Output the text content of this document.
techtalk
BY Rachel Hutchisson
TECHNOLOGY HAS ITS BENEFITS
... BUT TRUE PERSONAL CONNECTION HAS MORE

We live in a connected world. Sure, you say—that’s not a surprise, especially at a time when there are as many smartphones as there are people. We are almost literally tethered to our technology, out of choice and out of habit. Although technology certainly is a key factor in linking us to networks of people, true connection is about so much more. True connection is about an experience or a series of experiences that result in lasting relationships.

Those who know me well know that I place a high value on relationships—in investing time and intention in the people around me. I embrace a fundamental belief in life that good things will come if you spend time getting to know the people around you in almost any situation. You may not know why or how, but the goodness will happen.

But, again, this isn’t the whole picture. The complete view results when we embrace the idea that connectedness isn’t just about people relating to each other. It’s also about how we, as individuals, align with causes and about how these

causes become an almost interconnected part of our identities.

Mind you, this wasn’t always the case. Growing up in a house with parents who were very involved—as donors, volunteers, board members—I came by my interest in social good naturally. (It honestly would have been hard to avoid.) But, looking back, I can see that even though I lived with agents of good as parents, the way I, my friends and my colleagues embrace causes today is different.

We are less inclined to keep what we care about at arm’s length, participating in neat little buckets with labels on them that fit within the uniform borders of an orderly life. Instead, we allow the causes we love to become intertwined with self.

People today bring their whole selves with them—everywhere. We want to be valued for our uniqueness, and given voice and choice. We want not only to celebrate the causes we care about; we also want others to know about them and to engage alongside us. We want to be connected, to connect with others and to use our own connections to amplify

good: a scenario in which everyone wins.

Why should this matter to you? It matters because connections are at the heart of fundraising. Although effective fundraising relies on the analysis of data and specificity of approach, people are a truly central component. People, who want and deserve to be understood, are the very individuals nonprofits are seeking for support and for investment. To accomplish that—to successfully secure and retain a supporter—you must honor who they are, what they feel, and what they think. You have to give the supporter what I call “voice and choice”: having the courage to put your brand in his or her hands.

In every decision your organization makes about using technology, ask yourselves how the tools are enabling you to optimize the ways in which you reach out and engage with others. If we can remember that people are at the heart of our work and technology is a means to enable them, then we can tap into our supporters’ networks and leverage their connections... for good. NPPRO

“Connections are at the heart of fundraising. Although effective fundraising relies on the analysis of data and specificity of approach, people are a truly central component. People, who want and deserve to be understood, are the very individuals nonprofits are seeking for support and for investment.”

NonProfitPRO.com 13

:::::

Directive → Reproduce the full listing above, character for character.

Result →
Output the text content of this document.
techtalk
BY Rachel Hutchisson
TECHNOLOGY HAS ITS BENEFITS
... BUT TRUE PERSONAL CONNECTION HAS MORE

We live in a connected world. Sure, you say—that’s not a surprise, especially at a time when there are as many smartphones as there are people. We are almost literally tethered to our technology, out of choice and out of habit. Although technology certainly is a key factor in linking us to networks of people, true connection is about so much more. True connection is about an experience or a series of experiences that result in lasting relationships.

Those who know me well know that I place a high value on relationships—in investing time and intention in the people around me. I embrace a fundamental belief in life that good things will come if you spend time getting to know the people around you in almost any situation. You may not know why or how, but the goodness will happen.

But, again, this isn’t the whole picture. The complete view results when we embrace the idea that connectedness isn’t just about people relating to each other. It’s also about how we, as individuals, align with causes and about how these

causes become an almost interconnected part of our identities.

Mind you, this wasn’t always the case. Growing up in a house with parents who were very involved—as donors, volunteers, board members—I came by my interest in social good naturally. (It honestly would have been hard to avoid.) But, looking back, I can see that even though I lived with agents of good as parents, the way I, my friends and my colleagues embrace causes today is different.

We are less inclined to keep what we care about at arm’s length, participating in neat little buckets with labels on them that fit within the uniform borders of an orderly life. Instead, we allow the causes we love to become intertwined with self.

People today bring their whole selves with them—everywhere. We want to be valued for our uniqueness, and given voice and choice. We want not only to celebrate the causes we care about; we also want others to know about them and to engage alongside us. We want to be connected, to connect with others and to use our own connections to amplify

good: a scenario in which everyone wins.

Why should this matter to you? It matters because connections are at the heart of fundraising. Although effective fundraising relies on the analysis of data and specificity of approach, people are a truly central component. People, who want and deserve to be understood, are the very individuals nonprofits are seeking for support and for investment. To accomplish that—to successfully secure and retain a supporter—you must honor who they are, what they feel, and what they think. You have to give the supporter what I call “voice and choice”: having the courage to put your brand in his or her hands.

In every decision your organization makes about using technology, ask yourselves how the tools are enabling you to optimize the ways in which you reach out and engage with others. If we can remember that people are at the heart of our work and technology is a means to enable them, then we can tap into our supporters’ networks and leverage their connections... for good. NPPRO

“Connections are at the heart of fundraising. Although effective fundraising relies on the analysis of data and specificity of approach, people are a truly central component. People, who want and deserve to be understood, are the very individuals nonprofits are seeking for support and for investment.”

NonProfitPRO.com 13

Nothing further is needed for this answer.